Entries supplied:
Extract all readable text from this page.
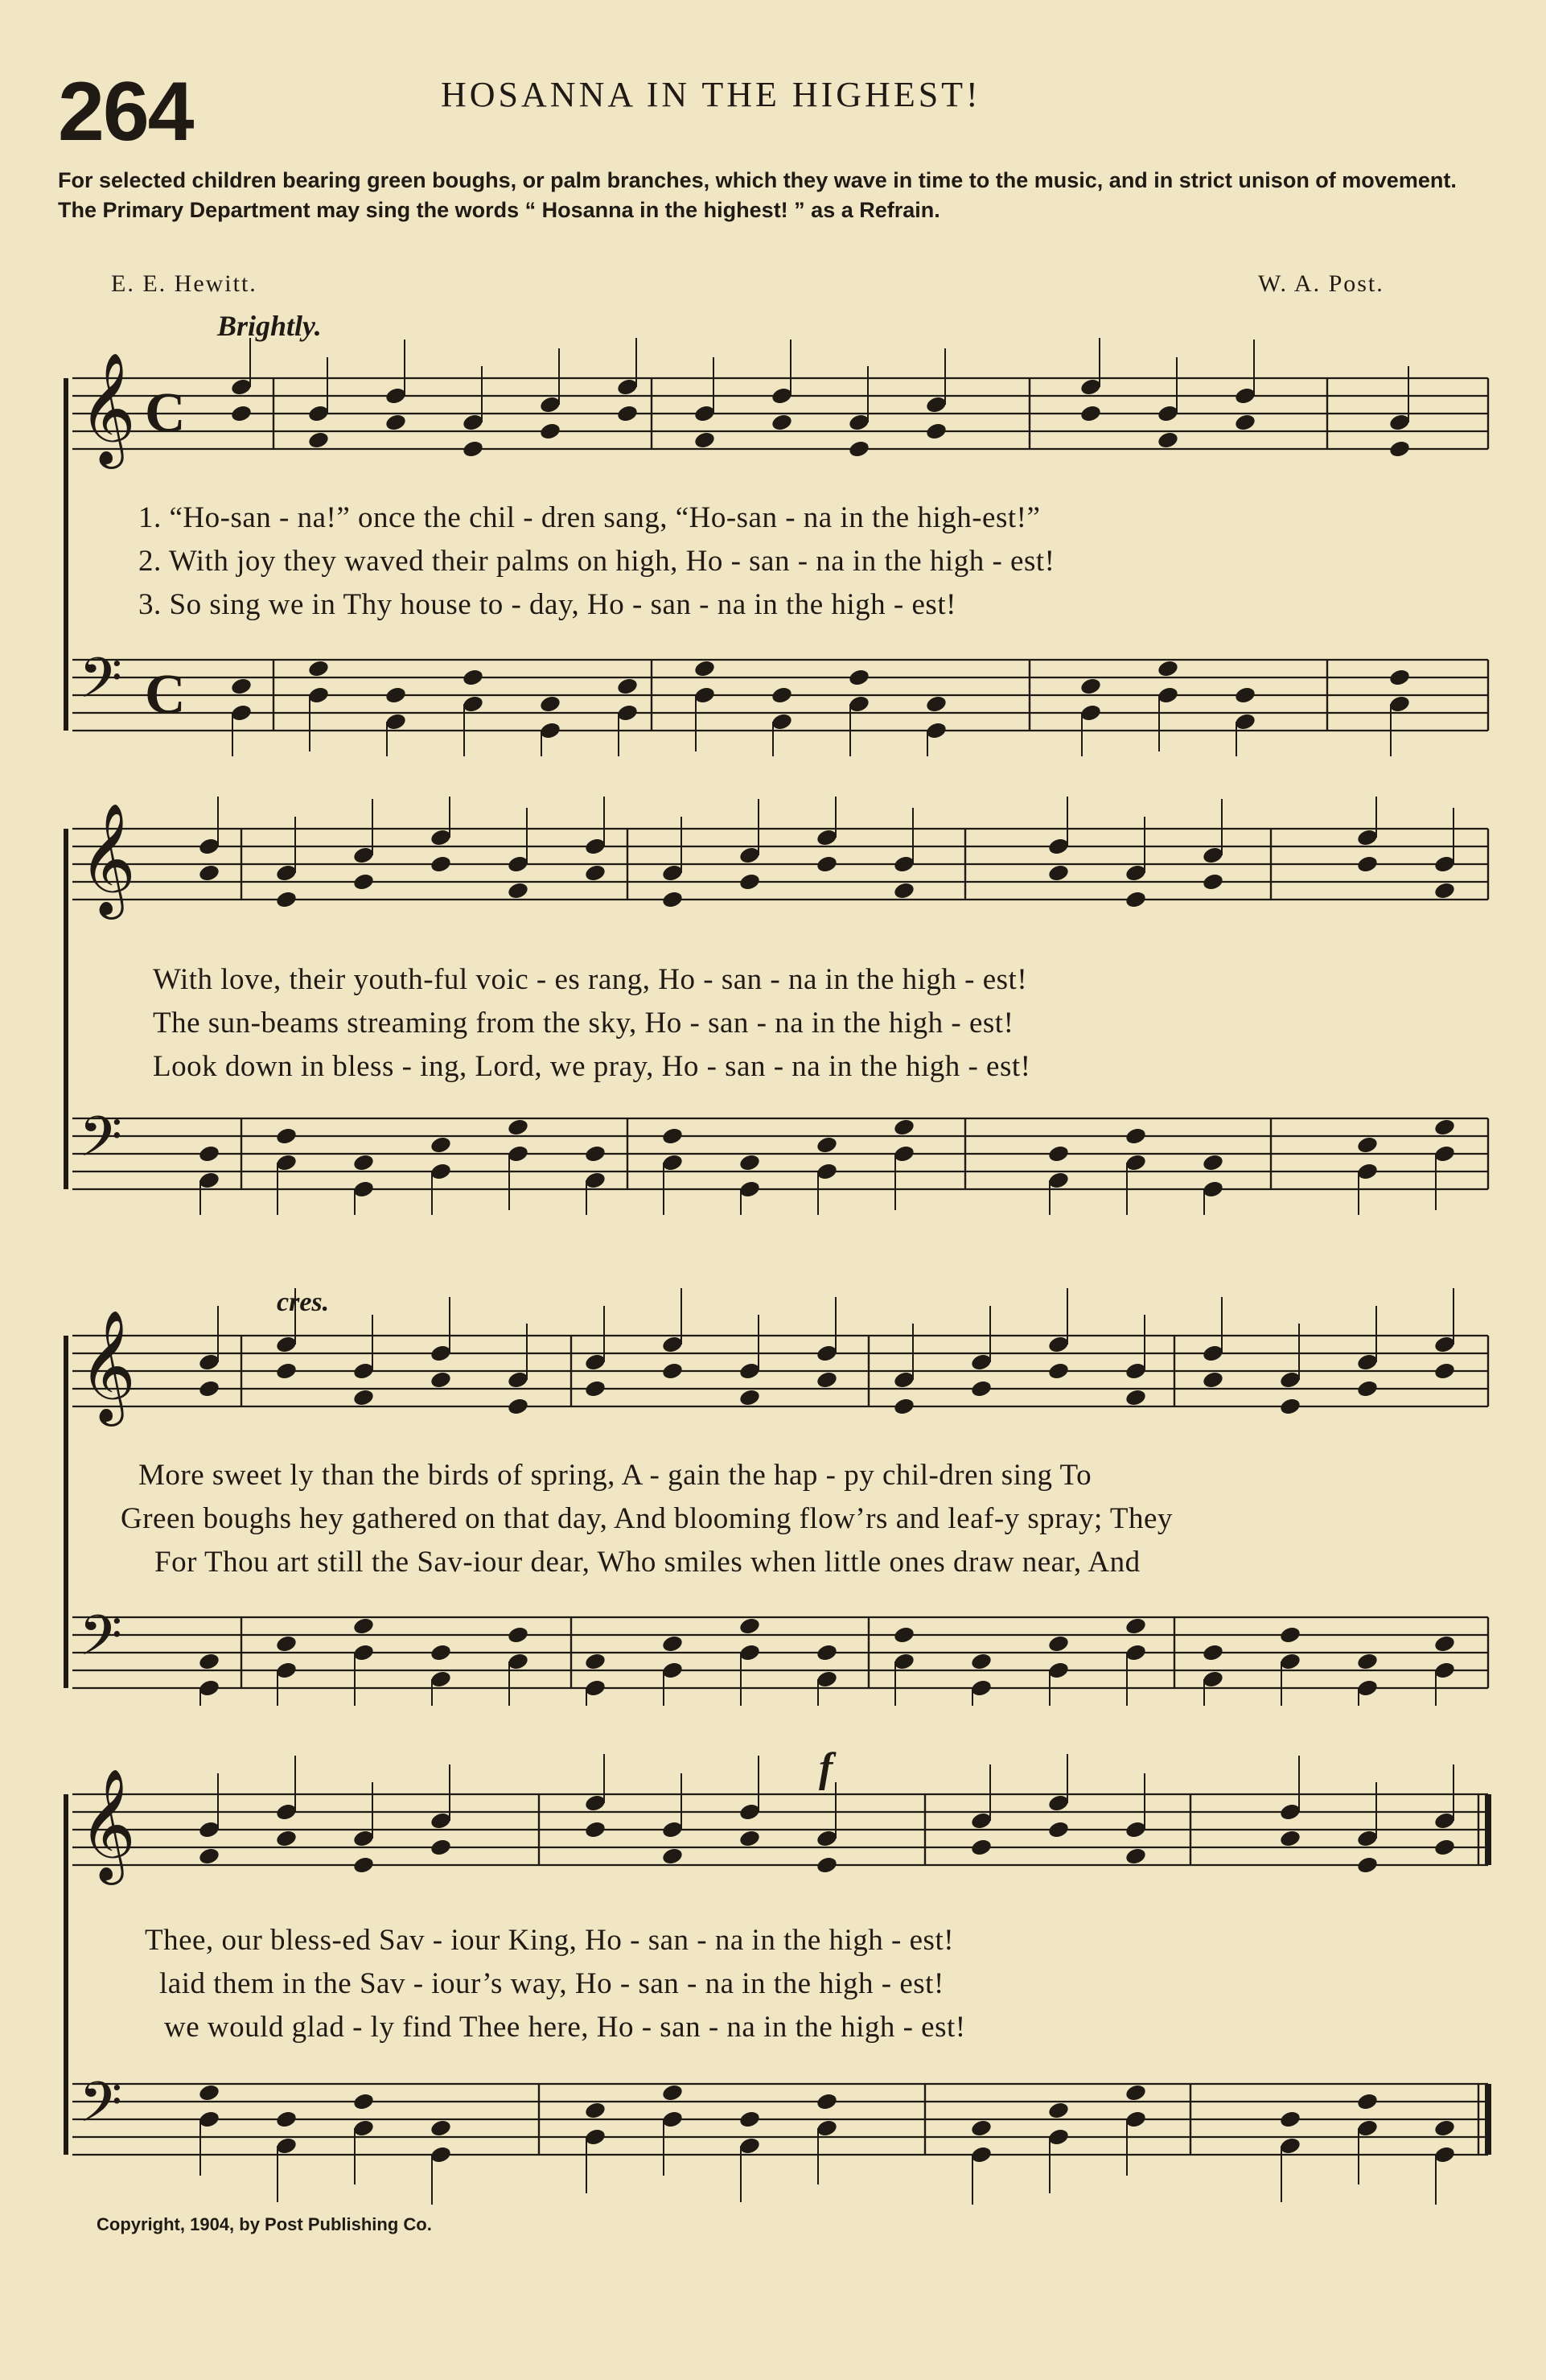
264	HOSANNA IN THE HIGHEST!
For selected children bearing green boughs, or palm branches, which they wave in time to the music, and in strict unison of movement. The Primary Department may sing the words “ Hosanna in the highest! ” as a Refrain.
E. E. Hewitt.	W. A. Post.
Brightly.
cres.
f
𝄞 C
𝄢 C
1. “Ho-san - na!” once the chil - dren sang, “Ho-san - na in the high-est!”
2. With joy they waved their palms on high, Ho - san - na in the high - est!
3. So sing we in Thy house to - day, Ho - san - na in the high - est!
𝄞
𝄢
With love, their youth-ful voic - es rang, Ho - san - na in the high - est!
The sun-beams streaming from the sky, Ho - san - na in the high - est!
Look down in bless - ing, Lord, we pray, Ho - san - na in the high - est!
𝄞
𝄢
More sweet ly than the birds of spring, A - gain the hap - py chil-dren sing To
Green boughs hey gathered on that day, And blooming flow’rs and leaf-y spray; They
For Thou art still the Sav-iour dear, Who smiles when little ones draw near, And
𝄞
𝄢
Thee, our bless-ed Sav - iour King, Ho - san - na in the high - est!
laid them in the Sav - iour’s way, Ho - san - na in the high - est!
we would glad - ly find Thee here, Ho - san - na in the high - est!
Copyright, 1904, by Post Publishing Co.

Task goal:
Quote the records above exactly, leaving out any pictures.

Solved problem:
Extract all readable text from this page.
264	HOSANNA IN THE HIGHEST!
For selected children bearing green boughs, or palm branches, which they wave in time to the music, and in strict unison of movement. The Primary Department may sing the words “ Hosanna in the highest! ” as a Refrain.
E. E. Hewitt.	W. A. Post.
Brightly.
cres.
f
𝄞 C
𝄢 C
1. “Ho-san - na!” once the chil - dren sang, “Ho-san - na in the high-est!”
2. With joy they waved their palms on high, Ho - san - na in the high - est!
3. So sing we in Thy house to - day, Ho - san - na in the high - est!
𝄞
𝄢
With love, their youth-ful voic - es rang, Ho - san - na in the high - est!
The sun-beams streaming from the sky, Ho - san - na in the high - est!
Look down in bless - ing, Lord, we pray, Ho - san - na in the high - est!
𝄞
𝄢
More sweet ly than the birds of spring, A - gain the hap - py chil-dren sing To
Green boughs hey gathered on that day, And blooming flow’rs and leaf-y spray; They
For Thou art still the Sav-iour dear, Who smiles when little ones draw near, And
𝄞
𝄢
Thee, our bless-ed Sav - iour King, Ho - san - na in the high - est!
laid them in the Sav - iour’s way, Ho - san - na in the high - est!
we would glad - ly find Thee here, Ho - san - na in the high - est!
Copyright, 1904, by Post Publishing Co.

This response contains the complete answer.